▶ **Written task A**: According to the news excerpt on attacks in Britain, how many terrorism plots have police foiled since March?

------ Extracted text

Security Minister Ben Wallace said the man was "not known to the authorities in the space of extremism or far-right extremism".
Police, who believe he was acting alone, were searching addresses in Cardiff, Wales, where the vehicle hire company that the van was rented from is based.
ATTACKS IN LONDON, MANCHESTER
The latest incident took place just over two weeks after three Islamist militants drove into pedestrians on London Bridge and stabbed people at nearby restaurants and bars, killing eight..
A suicide bombing at a pop concert in Manchester, northern England, in May also killed 22 people, while in March, a man drove a rented car into pedestrians on Westminster Bridge in London and stabbed a policeman to death before being shot dead. Five people were killed in that attack.
Five other terrorism plots have been foiled since March, police say.
May, weakened after losing her parliamentary majority in a June 8 election she had called to strengthen her hand in Brexit talks, has faced criticism for her record on security after the previous series of attacks blamed on Islamist militants.

------------
------ Provided material

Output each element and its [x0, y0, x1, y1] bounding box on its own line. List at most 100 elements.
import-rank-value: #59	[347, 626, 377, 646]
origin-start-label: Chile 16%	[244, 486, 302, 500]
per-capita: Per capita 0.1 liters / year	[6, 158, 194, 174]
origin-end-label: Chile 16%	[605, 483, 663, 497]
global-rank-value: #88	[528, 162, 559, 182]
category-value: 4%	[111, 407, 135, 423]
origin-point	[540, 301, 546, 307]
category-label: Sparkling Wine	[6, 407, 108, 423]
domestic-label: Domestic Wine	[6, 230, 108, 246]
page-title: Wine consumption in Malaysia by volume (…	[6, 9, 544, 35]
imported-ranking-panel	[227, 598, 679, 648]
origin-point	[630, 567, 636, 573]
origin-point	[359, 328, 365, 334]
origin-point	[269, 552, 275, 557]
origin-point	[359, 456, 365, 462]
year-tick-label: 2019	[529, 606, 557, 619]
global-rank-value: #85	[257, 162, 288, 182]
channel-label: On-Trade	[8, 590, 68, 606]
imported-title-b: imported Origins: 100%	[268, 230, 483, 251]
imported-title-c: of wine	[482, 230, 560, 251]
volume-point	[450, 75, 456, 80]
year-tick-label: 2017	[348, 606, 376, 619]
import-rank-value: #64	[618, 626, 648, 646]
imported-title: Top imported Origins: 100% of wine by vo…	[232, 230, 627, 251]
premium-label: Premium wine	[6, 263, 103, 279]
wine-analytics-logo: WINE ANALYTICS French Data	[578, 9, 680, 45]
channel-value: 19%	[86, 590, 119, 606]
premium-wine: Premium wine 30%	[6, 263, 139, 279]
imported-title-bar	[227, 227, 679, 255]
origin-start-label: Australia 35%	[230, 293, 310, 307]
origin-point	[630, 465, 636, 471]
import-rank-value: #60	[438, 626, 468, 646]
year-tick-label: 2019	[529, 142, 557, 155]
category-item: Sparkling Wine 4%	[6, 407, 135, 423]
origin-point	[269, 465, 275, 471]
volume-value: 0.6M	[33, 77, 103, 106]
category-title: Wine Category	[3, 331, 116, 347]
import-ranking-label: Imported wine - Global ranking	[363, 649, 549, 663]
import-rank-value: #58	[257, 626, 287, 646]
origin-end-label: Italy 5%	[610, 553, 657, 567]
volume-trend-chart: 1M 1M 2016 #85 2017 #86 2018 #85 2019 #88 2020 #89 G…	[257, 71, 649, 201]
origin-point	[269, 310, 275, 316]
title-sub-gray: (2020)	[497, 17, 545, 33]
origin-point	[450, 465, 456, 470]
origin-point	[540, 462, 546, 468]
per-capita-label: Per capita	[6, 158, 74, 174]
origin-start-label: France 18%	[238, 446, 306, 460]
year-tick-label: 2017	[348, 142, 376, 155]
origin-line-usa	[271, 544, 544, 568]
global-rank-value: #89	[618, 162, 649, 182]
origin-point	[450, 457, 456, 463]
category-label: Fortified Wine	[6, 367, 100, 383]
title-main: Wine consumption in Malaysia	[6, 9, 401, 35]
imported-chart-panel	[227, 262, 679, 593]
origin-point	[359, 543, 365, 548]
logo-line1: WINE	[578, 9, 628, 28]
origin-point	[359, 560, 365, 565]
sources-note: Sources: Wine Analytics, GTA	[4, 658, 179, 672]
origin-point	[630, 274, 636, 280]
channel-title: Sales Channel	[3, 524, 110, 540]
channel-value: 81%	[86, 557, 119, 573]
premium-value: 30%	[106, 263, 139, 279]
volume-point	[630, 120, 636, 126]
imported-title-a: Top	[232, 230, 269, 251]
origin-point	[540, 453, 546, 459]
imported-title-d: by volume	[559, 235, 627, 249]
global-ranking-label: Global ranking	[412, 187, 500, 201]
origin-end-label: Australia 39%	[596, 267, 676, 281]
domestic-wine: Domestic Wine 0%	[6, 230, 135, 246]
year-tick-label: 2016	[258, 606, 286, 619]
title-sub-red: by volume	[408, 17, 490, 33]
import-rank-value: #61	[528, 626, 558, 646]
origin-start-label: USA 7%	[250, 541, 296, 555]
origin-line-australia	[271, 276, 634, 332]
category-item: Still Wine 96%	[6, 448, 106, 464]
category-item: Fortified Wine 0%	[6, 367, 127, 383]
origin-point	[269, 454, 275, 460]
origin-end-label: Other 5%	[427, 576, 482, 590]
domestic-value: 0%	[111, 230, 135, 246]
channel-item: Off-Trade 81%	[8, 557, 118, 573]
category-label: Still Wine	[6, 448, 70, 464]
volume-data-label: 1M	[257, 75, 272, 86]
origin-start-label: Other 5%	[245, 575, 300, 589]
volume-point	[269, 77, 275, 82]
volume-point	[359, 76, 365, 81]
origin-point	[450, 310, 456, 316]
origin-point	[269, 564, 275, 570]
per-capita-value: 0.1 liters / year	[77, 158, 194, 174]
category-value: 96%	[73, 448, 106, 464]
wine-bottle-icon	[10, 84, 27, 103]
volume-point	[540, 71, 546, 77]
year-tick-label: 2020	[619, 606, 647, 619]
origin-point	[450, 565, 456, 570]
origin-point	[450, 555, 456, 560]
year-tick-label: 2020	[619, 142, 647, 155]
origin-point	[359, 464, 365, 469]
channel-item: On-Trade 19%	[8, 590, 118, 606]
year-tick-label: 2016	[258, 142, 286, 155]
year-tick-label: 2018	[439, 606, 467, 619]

------------

▶ **Written task B**: Turn the entries, from the first line through the line containing "293, 310, 307]", into a numbered list, leaving out blank lines.

▶ **Result A**: Five.

▶ **Result B**:
1. Output each element and its [x0, y0, x1, y1] bounding box on its own line. List at most 100 elements.
2. import-rank-value: #59	[347, 626, 377, 646]
3. origin-start-label: Chile 16%	[244, 486, 302, 500]
4. per-capita: Per capita 0.1 liters / year	[6, 158, 194, 174]
5. origin-end-label: Chile 16%	[605, 483, 663, 497]
6. global-rank-value: #88	[528, 162, 559, 182]
7. category-value: 4%	[111, 407, 135, 423]
8. origin-point	[540, 301, 546, 307]
9. category-label: Sparkling Wine	[6, 407, 108, 423]
10. domestic-label: Domestic Wine	[6, 230, 108, 246]
11. page-title: Wine consumption in Malaysia by volume (…	[6, 9, 544, 35]
12. imported-ranking-panel	[227, 598, 679, 648]
13. origin-point	[630, 567, 636, 573]
14. origin-point	[359, 328, 365, 334]
15. origin-point	[269, 552, 275, 557]
16. origin-point	[359, 456, 365, 462]
17. year-tick-label: 2019	[529, 606, 557, 619]
18. global-rank-value: #85	[257, 162, 288, 182]
19. channel-label: On-Trade	[8, 590, 68, 606]
20. imported-title-b: imported Origins: 100%	[268, 230, 483, 251]
21. imported-title-c: of wine	[482, 230, 560, 251]
22. volume-point	[450, 75, 456, 80]
23. year-tick-label: 2017	[348, 606, 376, 619]
24. import-rank-value: #64	[618, 626, 648, 646]
25. imported-title: Top imported Origins: 100% of wine by vo…	[232, 230, 627, 251]
26. premium-label: Premium wine	[6, 263, 103, 279]
27. wine-analytics-logo: WINE ANALYTICS French Data	[578, 9, 680, 45]
28. channel-value: 19%	[86, 590, 119, 606]
29. premium-wine: Premium wine 30%	[6, 263, 139, 279]
30. imported-title-bar	[227, 227, 679, 255]
31. origin-start-label: Australia 35%	[230, 293, 310, 307]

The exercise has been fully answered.